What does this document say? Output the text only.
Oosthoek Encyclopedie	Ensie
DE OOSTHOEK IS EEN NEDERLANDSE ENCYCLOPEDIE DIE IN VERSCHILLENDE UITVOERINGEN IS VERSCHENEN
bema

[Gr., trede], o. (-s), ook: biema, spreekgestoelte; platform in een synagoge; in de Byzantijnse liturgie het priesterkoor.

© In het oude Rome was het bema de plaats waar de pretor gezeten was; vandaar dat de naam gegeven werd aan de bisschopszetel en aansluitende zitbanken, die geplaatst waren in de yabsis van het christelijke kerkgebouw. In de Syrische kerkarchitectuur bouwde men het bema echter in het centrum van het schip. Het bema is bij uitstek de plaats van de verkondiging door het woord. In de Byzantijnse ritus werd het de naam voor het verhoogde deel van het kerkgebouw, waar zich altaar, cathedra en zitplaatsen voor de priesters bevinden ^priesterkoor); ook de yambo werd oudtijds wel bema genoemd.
=======
> TASK DESCRIPTION: Lines holding the word "bema" in the entries above are the ones to pull out. Copy them all.

> PROBLEM SOLUTION:
bema
© In het oude Rome was het bema de plaats waar de pretor gezeten was; vandaar dat de naam gegeven werd aan de bisschopszetel en aansluitende zitbanken, die geplaatst waren in de yabsis van het christelijke kerkgebouw. In de Syrische kerkarchitectuur bouwde men het bema echter in het centrum van het schip. Het bema is bij uitstek de plaats van de verkondiging door het woord. In de Byzantijnse ritus werd het de naam voor het verhoogde deel van het kerkgebouw, waar zich altaar, cathedra en zitplaatsen voor de priesters bevinden ^priesterkoor); ook de yambo werd oudtijds wel bema genoemd.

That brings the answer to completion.